## Begin GIVEN RECORDS

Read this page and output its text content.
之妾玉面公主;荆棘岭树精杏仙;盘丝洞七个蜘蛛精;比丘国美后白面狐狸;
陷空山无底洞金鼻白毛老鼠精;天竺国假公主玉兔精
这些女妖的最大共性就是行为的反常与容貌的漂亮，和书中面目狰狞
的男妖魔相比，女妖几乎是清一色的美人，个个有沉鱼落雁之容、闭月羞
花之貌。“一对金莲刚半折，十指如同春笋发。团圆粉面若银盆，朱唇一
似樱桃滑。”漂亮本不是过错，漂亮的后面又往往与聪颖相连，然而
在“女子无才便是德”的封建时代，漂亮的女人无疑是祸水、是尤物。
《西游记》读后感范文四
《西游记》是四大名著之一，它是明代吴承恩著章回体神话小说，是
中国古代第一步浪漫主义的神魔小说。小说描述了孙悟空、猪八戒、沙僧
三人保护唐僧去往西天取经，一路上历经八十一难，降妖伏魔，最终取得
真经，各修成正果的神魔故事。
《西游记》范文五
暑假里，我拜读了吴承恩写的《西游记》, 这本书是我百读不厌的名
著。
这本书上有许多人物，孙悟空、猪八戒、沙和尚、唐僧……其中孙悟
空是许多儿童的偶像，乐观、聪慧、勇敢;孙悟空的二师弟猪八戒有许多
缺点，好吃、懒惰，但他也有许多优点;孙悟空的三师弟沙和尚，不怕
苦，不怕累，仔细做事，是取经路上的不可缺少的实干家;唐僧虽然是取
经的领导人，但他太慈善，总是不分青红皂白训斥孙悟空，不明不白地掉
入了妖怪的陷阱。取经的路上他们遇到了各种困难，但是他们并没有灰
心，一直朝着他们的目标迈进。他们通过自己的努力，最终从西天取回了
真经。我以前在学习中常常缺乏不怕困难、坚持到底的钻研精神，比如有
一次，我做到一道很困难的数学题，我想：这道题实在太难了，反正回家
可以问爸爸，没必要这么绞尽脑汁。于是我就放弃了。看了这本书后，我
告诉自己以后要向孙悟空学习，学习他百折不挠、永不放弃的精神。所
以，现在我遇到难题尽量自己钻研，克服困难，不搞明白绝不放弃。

## End GIVEN RECORDS

**INSTRUCTIONS TO FOLLOW**: Repeat the preceding lines exactly, please, every one of them.

**SOLUTION**:
Read this page and output its text content.
之妾玉面公主;荆棘岭树精杏仙;盘丝洞七个蜘蛛精;比丘国美后白面狐狸;
陷空山无底洞金鼻白毛老鼠精;天竺国假公主玉兔精
这些女妖的最大共性就是行为的反常与容貌的漂亮，和书中面目狰狞
的男妖魔相比，女妖几乎是清一色的美人，个个有沉鱼落雁之容、闭月羞
花之貌。“一对金莲刚半折，十指如同春笋发。团圆粉面若银盆，朱唇一
似樱桃滑。”漂亮本不是过错，漂亮的后面又往往与聪颖相连，然而
在“女子无才便是德”的封建时代，漂亮的女人无疑是祸水、是尤物。
《西游记》读后感范文四
《西游记》是四大名著之一，它是明代吴承恩著章回体神话小说，是
中国古代第一步浪漫主义的神魔小说。小说描述了孙悟空、猪八戒、沙僧
三人保护唐僧去往西天取经，一路上历经八十一难，降妖伏魔，最终取得
真经，各修成正果的神魔故事。
《西游记》范文五
暑假里，我拜读了吴承恩写的《西游记》, 这本书是我百读不厌的名
著。
这本书上有许多人物，孙悟空、猪八戒、沙和尚、唐僧……其中孙悟
空是许多儿童的偶像，乐观、聪慧、勇敢;孙悟空的二师弟猪八戒有许多
缺点，好吃、懒惰，但他也有许多优点;孙悟空的三师弟沙和尚，不怕
苦，不怕累，仔细做事，是取经路上的不可缺少的实干家;唐僧虽然是取
经的领导人，但他太慈善，总是不分青红皂白训斥孙悟空，不明不白地掉
入了妖怪的陷阱。取经的路上他们遇到了各种困难，但是他们并没有灰
心，一直朝着他们的目标迈进。他们通过自己的努力，最终从西天取回了
真经。我以前在学习中常常缺乏不怕困难、坚持到底的钻研精神，比如有
一次，我做到一道很困难的数学题，我想：这道题实在太难了，反正回家
可以问爸爸，没必要这么绞尽脑汁。于是我就放弃了。看了这本书后，我
告诉自己以后要向孙悟空学习，学习他百折不挠、永不放弃的精神。所
以，现在我遇到难题尽量自己钻研，克服困难，不搞明白绝不放弃。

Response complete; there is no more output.